Using the listing below, select the lines with the word "réouverture" and copy them.
----- DATA TO PROCESS
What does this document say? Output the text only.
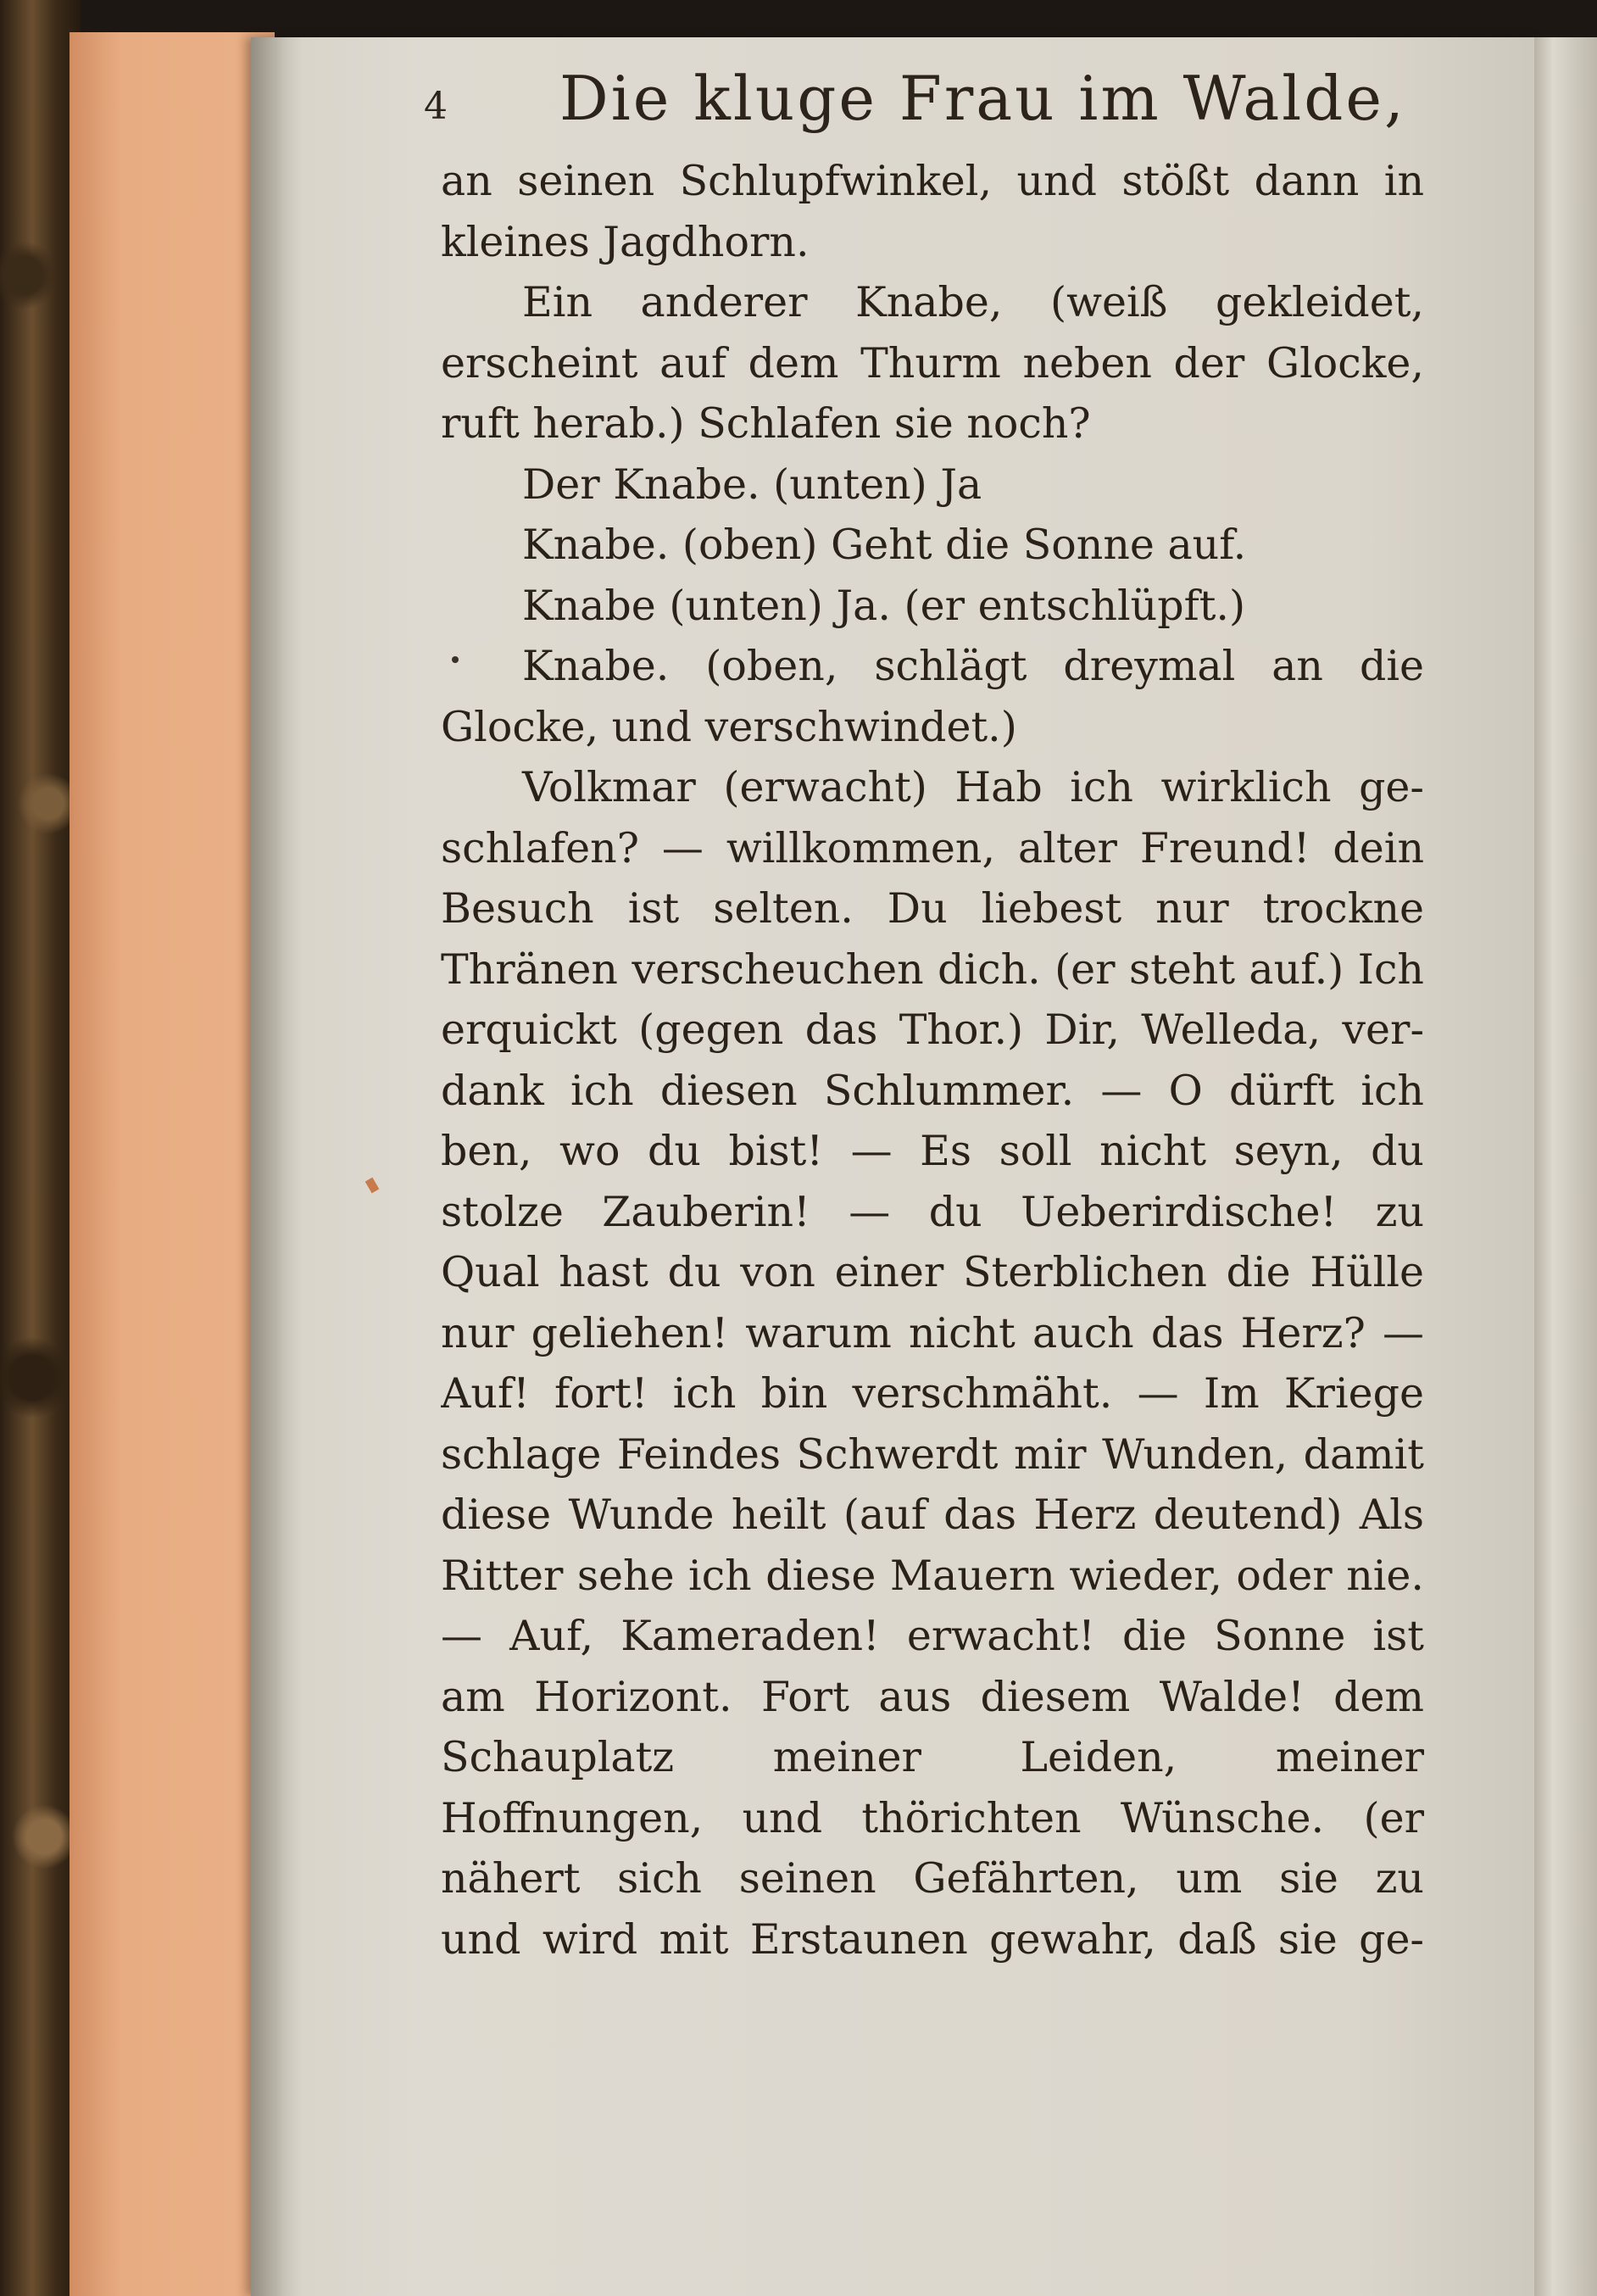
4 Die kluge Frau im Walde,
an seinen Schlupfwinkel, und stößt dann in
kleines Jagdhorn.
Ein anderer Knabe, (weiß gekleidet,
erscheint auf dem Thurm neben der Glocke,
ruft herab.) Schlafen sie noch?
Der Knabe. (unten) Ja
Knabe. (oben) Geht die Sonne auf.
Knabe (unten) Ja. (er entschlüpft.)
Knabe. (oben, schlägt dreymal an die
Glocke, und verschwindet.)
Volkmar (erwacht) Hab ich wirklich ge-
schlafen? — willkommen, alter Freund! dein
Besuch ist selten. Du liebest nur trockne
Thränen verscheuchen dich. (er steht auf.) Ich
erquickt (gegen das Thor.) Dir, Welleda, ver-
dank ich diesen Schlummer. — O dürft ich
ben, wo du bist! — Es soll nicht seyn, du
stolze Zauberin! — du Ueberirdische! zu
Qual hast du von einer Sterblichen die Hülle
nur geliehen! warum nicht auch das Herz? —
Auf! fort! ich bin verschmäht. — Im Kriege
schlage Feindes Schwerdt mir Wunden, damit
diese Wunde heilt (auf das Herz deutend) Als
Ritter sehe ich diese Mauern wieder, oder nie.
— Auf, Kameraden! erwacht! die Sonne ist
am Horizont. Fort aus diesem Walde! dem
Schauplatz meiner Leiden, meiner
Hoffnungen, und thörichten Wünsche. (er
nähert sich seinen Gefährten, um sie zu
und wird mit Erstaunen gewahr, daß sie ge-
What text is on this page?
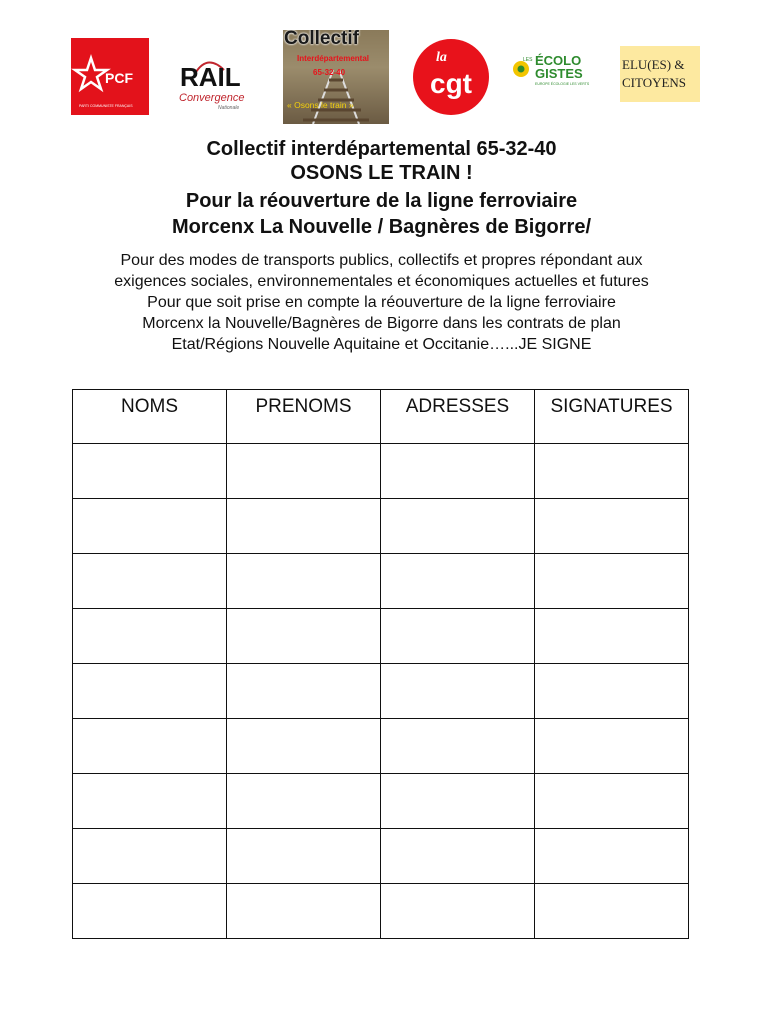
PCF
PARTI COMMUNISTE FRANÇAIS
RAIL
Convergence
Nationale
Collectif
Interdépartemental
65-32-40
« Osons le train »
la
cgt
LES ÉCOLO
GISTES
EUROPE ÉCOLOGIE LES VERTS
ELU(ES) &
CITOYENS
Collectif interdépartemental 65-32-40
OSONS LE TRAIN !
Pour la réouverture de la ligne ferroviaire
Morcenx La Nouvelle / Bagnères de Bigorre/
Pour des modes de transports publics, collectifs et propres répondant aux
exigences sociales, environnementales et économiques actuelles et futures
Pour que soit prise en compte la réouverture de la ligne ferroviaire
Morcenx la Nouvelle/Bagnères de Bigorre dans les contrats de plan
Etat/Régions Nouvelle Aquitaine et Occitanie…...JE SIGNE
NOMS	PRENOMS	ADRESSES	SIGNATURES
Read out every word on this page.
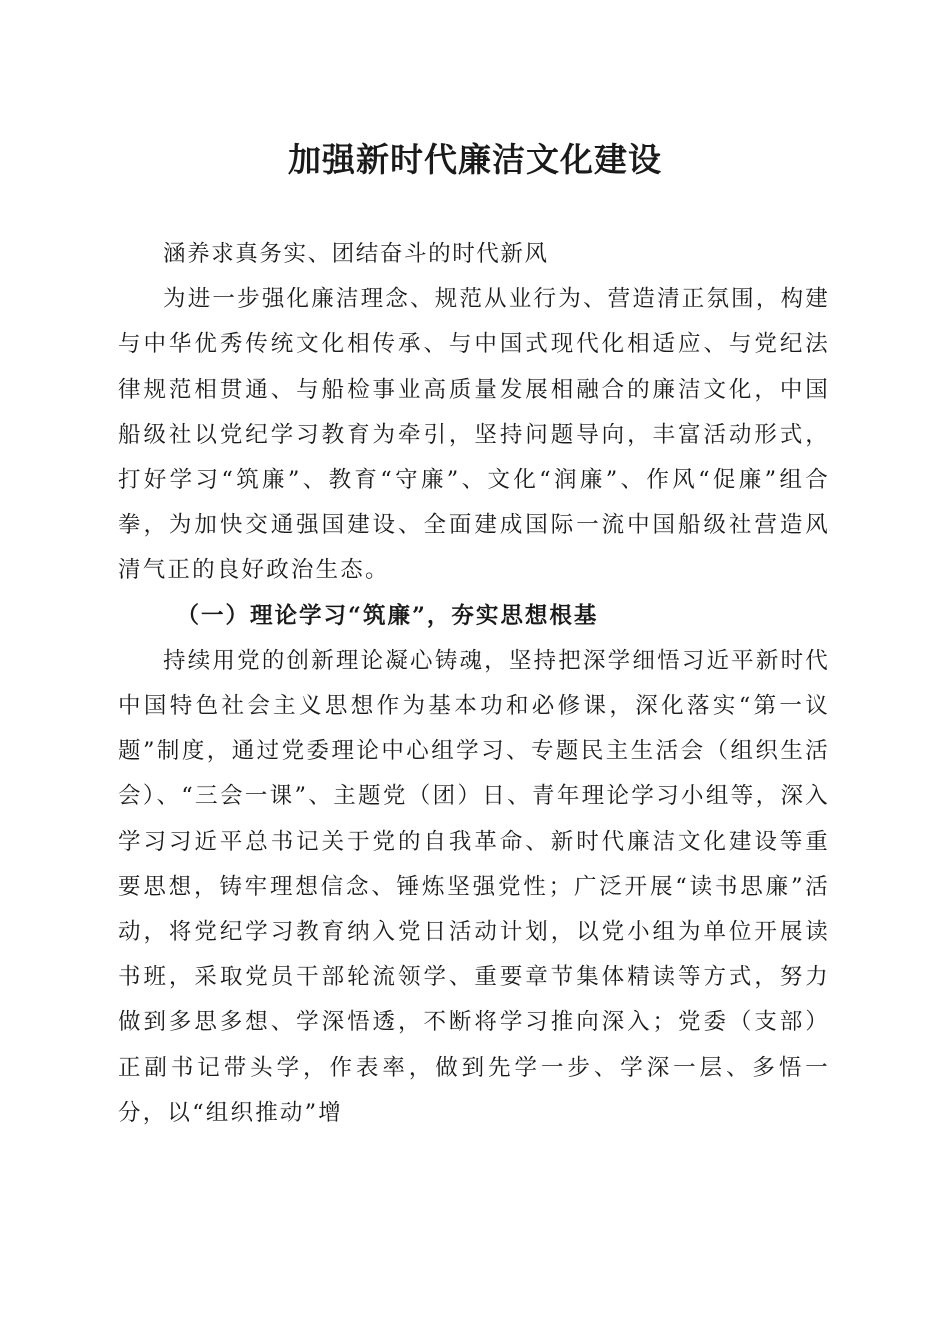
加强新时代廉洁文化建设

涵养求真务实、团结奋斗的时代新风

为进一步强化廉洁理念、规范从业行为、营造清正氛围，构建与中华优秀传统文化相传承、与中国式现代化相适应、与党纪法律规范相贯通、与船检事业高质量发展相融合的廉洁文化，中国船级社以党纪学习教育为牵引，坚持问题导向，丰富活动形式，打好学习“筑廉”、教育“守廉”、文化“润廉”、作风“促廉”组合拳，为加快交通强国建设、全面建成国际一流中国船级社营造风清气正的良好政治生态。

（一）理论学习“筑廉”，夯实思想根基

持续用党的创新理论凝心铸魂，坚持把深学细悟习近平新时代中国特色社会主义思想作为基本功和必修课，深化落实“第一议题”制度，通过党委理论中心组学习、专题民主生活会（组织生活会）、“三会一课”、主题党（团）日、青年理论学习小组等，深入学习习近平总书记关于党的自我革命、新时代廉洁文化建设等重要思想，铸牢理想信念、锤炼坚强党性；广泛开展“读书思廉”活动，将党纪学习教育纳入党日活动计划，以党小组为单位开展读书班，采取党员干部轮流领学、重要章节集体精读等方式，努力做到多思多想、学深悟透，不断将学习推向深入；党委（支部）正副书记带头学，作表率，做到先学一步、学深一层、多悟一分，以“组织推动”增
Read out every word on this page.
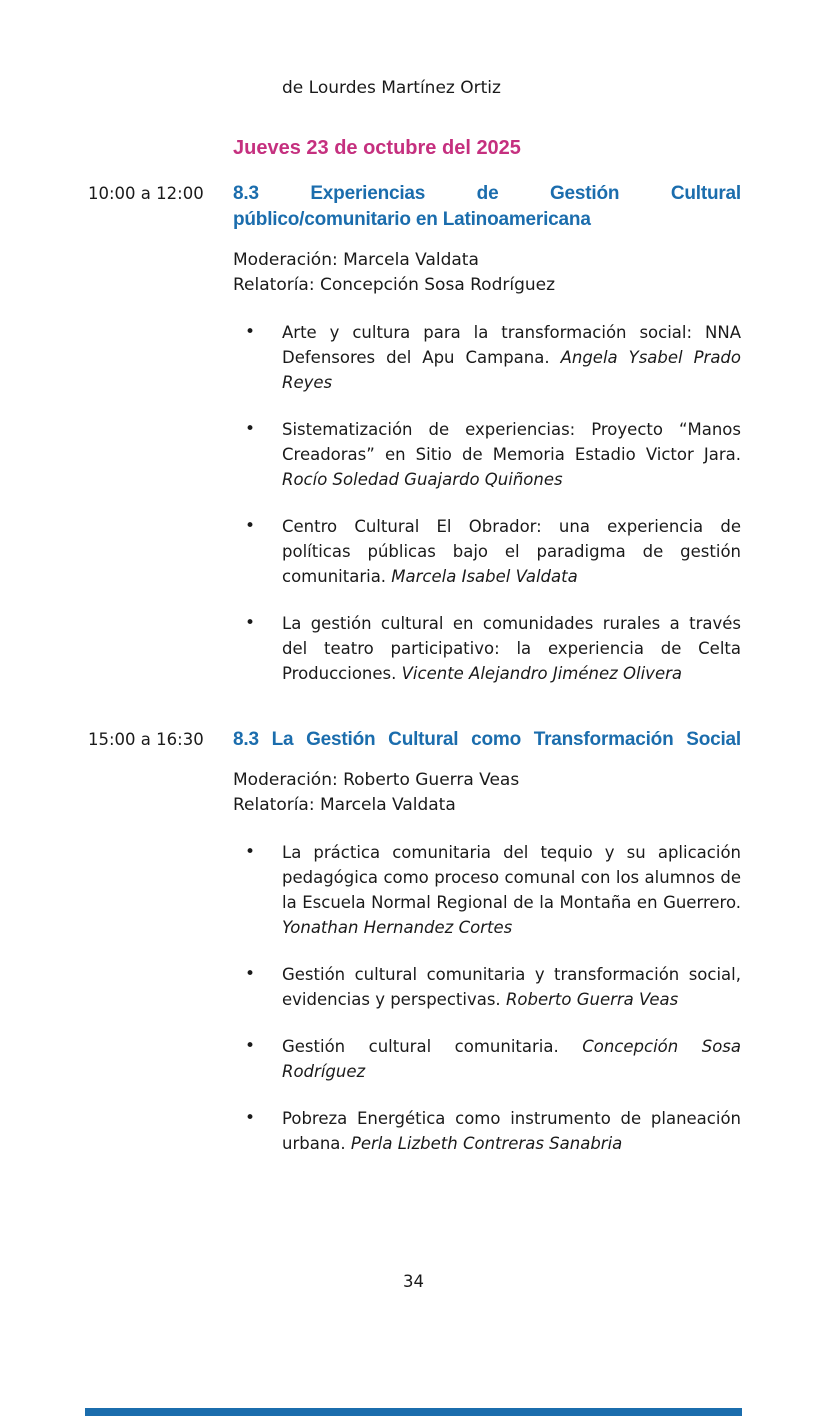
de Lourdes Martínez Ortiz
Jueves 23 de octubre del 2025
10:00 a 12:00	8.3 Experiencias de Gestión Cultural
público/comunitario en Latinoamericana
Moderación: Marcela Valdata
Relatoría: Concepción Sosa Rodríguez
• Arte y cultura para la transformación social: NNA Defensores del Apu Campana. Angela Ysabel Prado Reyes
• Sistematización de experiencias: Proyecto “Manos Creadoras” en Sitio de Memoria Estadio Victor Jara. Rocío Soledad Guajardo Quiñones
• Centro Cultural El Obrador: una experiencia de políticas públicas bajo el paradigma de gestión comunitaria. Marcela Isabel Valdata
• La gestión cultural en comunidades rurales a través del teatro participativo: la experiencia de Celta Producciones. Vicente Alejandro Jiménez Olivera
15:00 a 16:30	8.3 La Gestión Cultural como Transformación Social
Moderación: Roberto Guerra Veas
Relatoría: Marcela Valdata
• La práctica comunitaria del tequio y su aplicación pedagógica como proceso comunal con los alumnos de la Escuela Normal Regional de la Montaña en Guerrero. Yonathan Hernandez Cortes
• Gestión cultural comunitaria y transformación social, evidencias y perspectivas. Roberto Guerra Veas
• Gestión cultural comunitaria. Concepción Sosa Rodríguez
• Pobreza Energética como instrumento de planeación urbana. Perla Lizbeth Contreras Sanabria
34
----------
» **OUTPUT**:
Pour la réouverture de la ligne ferroviaire
Pour que soit prise en compte la réouverture de la ligne ferroviaire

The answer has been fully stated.